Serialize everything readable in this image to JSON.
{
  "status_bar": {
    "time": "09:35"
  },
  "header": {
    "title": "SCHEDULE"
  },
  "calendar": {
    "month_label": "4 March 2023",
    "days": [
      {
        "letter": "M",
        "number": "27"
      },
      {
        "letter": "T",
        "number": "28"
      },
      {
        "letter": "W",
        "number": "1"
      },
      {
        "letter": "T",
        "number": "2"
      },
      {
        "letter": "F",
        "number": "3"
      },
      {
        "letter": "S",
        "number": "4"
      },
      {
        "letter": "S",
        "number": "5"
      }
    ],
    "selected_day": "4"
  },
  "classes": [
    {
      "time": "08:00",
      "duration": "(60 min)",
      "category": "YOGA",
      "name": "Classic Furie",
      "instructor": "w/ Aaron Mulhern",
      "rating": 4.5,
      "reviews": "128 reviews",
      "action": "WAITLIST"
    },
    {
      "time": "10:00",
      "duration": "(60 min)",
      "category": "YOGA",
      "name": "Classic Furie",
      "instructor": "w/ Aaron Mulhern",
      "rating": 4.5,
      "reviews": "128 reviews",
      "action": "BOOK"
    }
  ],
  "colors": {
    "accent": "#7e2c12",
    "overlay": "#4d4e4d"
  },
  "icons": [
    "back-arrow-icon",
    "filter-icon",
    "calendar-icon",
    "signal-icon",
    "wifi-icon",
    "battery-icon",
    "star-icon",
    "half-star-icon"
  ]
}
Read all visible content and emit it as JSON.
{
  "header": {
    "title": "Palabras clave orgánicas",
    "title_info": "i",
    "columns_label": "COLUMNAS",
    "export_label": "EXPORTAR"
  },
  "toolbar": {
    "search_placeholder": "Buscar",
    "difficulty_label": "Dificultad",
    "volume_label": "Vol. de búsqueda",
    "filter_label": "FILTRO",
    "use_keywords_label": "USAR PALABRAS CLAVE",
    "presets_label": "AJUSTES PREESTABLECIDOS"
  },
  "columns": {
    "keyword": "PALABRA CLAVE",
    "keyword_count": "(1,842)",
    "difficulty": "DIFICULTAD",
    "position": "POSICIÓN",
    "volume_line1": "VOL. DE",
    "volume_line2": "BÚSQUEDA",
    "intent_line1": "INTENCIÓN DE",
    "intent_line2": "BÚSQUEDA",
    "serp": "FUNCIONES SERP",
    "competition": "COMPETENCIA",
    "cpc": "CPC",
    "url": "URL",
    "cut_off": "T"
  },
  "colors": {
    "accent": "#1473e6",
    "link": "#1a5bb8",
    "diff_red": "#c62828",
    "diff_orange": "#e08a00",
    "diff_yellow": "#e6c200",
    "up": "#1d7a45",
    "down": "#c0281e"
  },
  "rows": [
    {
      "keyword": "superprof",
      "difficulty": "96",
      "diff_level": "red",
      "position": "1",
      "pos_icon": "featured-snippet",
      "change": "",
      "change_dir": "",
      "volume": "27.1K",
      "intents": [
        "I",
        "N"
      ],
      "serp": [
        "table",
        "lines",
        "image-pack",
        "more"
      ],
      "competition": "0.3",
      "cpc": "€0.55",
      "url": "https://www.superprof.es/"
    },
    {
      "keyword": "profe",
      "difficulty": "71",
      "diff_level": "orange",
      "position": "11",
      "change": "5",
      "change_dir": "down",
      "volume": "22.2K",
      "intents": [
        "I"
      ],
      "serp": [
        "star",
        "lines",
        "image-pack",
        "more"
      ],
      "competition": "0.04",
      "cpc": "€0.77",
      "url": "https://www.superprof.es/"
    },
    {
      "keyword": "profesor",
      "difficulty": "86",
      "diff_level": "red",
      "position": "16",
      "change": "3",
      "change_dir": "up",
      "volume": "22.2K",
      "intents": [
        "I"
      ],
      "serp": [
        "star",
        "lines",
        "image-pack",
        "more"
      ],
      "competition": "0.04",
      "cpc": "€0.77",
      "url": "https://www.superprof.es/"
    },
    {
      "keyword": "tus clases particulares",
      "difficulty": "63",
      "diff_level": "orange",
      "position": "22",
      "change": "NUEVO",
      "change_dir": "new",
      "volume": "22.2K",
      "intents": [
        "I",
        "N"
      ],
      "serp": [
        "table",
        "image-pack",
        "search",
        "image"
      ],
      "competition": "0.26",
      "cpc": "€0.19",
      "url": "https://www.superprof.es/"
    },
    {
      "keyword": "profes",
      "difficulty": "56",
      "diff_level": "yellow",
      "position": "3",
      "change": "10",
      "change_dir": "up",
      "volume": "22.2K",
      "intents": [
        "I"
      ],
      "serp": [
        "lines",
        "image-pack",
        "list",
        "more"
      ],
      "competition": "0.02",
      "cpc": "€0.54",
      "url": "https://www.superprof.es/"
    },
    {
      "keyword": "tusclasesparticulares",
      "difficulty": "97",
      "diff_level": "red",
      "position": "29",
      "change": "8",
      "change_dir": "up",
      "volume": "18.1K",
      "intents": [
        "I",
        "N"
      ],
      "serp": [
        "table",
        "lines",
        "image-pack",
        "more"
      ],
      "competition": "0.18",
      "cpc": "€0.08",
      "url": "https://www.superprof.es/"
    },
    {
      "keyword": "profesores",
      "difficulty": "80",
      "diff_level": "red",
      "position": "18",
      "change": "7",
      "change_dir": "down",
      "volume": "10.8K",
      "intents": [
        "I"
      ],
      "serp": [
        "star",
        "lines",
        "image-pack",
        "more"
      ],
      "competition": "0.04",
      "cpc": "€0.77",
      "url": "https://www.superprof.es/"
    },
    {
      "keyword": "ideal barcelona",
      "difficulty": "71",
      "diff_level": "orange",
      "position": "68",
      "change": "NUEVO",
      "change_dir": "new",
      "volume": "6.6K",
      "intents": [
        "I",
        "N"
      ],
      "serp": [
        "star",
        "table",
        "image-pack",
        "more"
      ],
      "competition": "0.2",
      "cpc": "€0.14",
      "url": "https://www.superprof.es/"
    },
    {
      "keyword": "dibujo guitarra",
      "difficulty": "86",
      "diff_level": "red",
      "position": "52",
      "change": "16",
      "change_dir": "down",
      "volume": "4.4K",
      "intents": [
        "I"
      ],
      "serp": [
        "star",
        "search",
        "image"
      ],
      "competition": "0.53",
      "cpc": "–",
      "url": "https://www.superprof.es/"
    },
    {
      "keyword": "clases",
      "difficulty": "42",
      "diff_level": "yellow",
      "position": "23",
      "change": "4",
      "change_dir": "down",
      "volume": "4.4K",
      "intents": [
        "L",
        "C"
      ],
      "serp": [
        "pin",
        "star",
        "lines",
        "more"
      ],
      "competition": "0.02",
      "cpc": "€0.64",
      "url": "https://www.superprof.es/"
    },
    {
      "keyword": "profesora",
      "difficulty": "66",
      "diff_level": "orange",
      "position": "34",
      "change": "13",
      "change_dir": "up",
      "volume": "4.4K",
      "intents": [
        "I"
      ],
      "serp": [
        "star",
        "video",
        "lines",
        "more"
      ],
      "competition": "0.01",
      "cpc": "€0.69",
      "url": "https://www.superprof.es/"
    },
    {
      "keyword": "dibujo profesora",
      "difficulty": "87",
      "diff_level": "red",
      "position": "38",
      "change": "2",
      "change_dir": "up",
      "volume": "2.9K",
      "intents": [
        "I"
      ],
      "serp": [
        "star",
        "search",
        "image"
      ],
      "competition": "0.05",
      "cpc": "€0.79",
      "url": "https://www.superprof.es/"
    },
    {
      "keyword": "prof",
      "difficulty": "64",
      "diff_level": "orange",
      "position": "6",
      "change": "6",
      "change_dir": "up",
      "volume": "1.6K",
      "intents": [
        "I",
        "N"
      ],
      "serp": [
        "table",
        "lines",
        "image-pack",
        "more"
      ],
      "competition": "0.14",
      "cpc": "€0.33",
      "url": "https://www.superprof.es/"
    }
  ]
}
━━━━━━━━━━━━━━━━━━━━
Print all the data exactly.

Serialize everything readable in this image to JSON.
{
  "status_bar": {
    "time": "09:35"
  },
  "header": {
    "title": "SCHEDULE"
  },
  "calendar": {
    "month_label": "4 March 2023",
    "days": [
      {
        "letter": "M",
        "number": "27"
      },
      {
        "letter": "T",
        "number": "28"
      },
      {
        "letter": "W",
        "number": "1"
      },
      {
        "letter": "T",
        "number": "2"
      },
      {
        "letter": "F",
        "number": "3"
      },
      {
        "letter": "S",
        "number": "4"
      },
      {
        "letter": "S",
        "number": "5"
      }
    ],
    "selected_day": "4"
  },
  "classes": [
    {
      "time": "08:00",
      "duration": "(60 min)",
      "category": "YOGA",
      "name": "Classic Furie",
      "instructor": "w/ Aaron Mulhern",
      "rating": 4.5,
      "reviews": "128 reviews",
      "action": "WAITLIST"
    },
    {
      "time": "10:00",
      "duration": "(60 min)",
      "category": "YOGA",
      "name": "Classic Furie",
      "instructor": "w/ Aaron Mulhern",
      "rating": 4.5,
      "reviews": "128 reviews",
      "action": "BOOK"
    }
  ],
  "colors": {
    "accent": "#7e2c12",
    "overlay": "#4d4e4d"
  },
  "icons": [
    "back-arrow-icon",
    "filter-icon",
    "calendar-icon",
    "signal-icon",
    "wifi-icon",
    "battery-icon",
    "star-icon",
    "half-star-icon"
  ]
}
Read all visible content and emit it as JSON.
{
  "header": {
    "title": "Palabras clave orgánicas",
    "title_info": "i",
    "columns_label": "COLUMNAS",
    "export_label": "EXPORTAR"
  },
  "toolbar": {
    "search_placeholder": "Buscar",
    "difficulty_label": "Dificultad",
    "volume_label": "Vol. de búsqueda",
    "filter_label": "FILTRO",
    "use_keywords_label": "USAR PALABRAS CLAVE",
    "presets_label": "AJUSTES PREESTABLECIDOS"
  },
  "columns": {
    "keyword": "PALABRA CLAVE",
    "keyword_count": "(1,842)",
    "difficulty": "DIFICULTAD",
    "position": "POSICIÓN",
    "volume_line1": "VOL. DE",
    "volume_line2": "BÚSQUEDA",
    "intent_line1": "INTENCIÓN DE",
    "intent_line2": "BÚSQUEDA",
    "serp": "FUNCIONES SERP",
    "competition": "COMPETENCIA",
    "cpc": "CPC",
    "url": "URL",
    "cut_off": "T"
  },
  "colors": {
    "accent": "#1473e6",
    "link": "#1a5bb8",
    "diff_red": "#c62828",
    "diff_orange": "#e08a00",
    "diff_yellow": "#e6c200",
    "up": "#1d7a45",
    "down": "#c0281e"
  },
  "rows": [
    {
      "keyword": "superprof",
      "difficulty": "96",
      "diff_level": "red",
      "position": "1",
      "pos_icon": "featured-snippet",
      "change": "",
      "change_dir": "",
      "volume": "27.1K",
      "intents": [
        "I",
        "N"
      ],
      "serp": [
        "table",
        "lines",
        "image-pack",
        "more"
      ],
      "competition": "0.3",
      "cpc": "€0.55",
      "url": "https://www.superprof.es/"
    },
    {
      "keyword": "profe",
      "difficulty": "71",
      "diff_level": "orange",
      "position": "11",
      "change": "5",
      "change_dir": "down",
      "volume": "22.2K",
      "intents": [
        "I"
      ],
      "serp": [
        "star",
        "lines",
        "image-pack",
        "more"
      ],
      "competition": "0.04",
      "cpc": "€0.77",
      "url": "https://www.superprof.es/"
    },
    {
      "keyword": "profesor",
      "difficulty": "86",
      "diff_level": "red",
      "position": "16",
      "change": "3",
      "change_dir": "up",
      "volume": "22.2K",
      "intents": [
        "I"
      ],
      "serp": [
        "star",
        "lines",
        "image-pack",
        "more"
      ],
      "competition": "0.04",
      "cpc": "€0.77",
      "url": "https://www.superprof.es/"
    },
    {
      "keyword": "tus clases particulares",
      "difficulty": "63",
      "diff_level": "orange",
      "position": "22",
      "change": "NUEVO",
      "change_dir": "new",
      "volume": "22.2K",
      "intents": [
        "I",
        "N"
      ],
      "serp": [
        "table",
        "image-pack",
        "search",
        "image"
      ],
      "competition": "0.26",
      "cpc": "€0.19",
      "url": "https://www.superprof.es/"
    },
    {
      "keyword": "profes",
      "difficulty": "56",
      "diff_level": "yellow",
      "position": "3",
      "change": "10",
      "change_dir": "up",
      "volume": "22.2K",
      "intents": [
        "I"
      ],
      "serp": [
        "lines",
        "image-pack",
        "list",
        "more"
      ],
      "competition": "0.02",
      "cpc": "€0.54",
      "url": "https://www.superprof.es/"
    },
    {
      "keyword": "tusclasesparticulares",
      "difficulty": "97",
      "diff_level": "red",
      "position": "29",
      "change": "8",
      "change_dir": "up",
      "volume": "18.1K",
      "intents": [
        "I",
        "N"
      ],
      "serp": [
        "table",
        "lines",
        "image-pack",
        "more"
      ],
      "competition": "0.18",
      "cpc": "€0.08",
      "url": "https://www.superprof.es/"
    },
    {
      "keyword": "profesores",
      "difficulty": "80",
      "diff_level": "red",
      "position": "18",
      "change": "7",
      "change_dir": "down",
      "volume": "10.8K",
      "intents": [
        "I"
      ],
      "serp": [
        "star",
        "lines",
        "image-pack",
        "more"
      ],
      "competition": "0.04",
      "cpc": "€0.77",
      "url": "https://www.superprof.es/"
    },
    {
      "keyword": "ideal barcelona",
      "difficulty": "71",
      "diff_level": "orange",
      "position": "68",
      "change": "NUEVO",
      "change_dir": "new",
      "volume": "6.6K",
      "intents": [
        "I",
        "N"
      ],
      "serp": [
        "star",
        "table",
        "image-pack",
        "more"
      ],
      "competition": "0.2",
      "cpc": "€0.14",
      "url": "https://www.superprof.es/"
    },
    {
      "keyword": "dibujo guitarra",
      "difficulty": "86",
      "diff_level": "red",
      "position": "52",
      "change": "16",
      "change_dir": "down",
      "volume": "4.4K",
      "intents": [
        "I"
      ],
      "serp": [
        "star",
        "search",
        "image"
      ],
      "competition": "0.53",
      "cpc": "–",
      "url": "https://www.superprof.es/"
    },
    {
      "keyword": "clases",
      "difficulty": "42",
      "diff_level": "yellow",
      "position": "23",
      "change": "4",
      "change_dir": "down",
      "volume": "4.4K",
      "intents": [
        "L",
        "C"
      ],
      "serp": [
        "pin",
        "star",
        "lines",
        "more"
      ],
      "competition": "0.02",
      "cpc": "€0.64",
      "url": "https://www.superprof.es/"
    },
    {
      "keyword": "profesora",
      "difficulty": "66",
      "diff_level": "orange",
      "position": "34",
      "change": "13",
      "change_dir": "up",
      "volume": "4.4K",
      "intents": [
        "I"
      ],
      "serp": [
        "star",
        "video",
        "lines",
        "more"
      ],
      "competition": "0.01",
      "cpc": "€0.69",
      "url": "https://www.superprof.es/"
    },
    {
      "keyword": "dibujo profesora",
      "difficulty": "87",
      "diff_level": "red",
      "position": "38",
      "change": "2",
      "change_dir": "up",
      "volume": "2.9K",
      "intents": [
        "I"
      ],
      "serp": [
        "star",
        "search",
        "image"
      ],
      "competition": "0.05",
      "cpc": "€0.79",
      "url": "https://www.superprof.es/"
    },
    {
      "keyword": "prof",
      "difficulty": "64",
      "diff_level": "orange",
      "position": "6",
      "change": "6",
      "change_dir": "up",
      "volume": "1.6K",
      "intents": [
        "I",
        "N"
      ],
      "serp": [
        "table",
        "lines",
        "image-pack",
        "more"
      ],
      "competition": "0.14",
      "cpc": "€0.33",
      "url": "https://www.superprof.es/"
    }
  ]
}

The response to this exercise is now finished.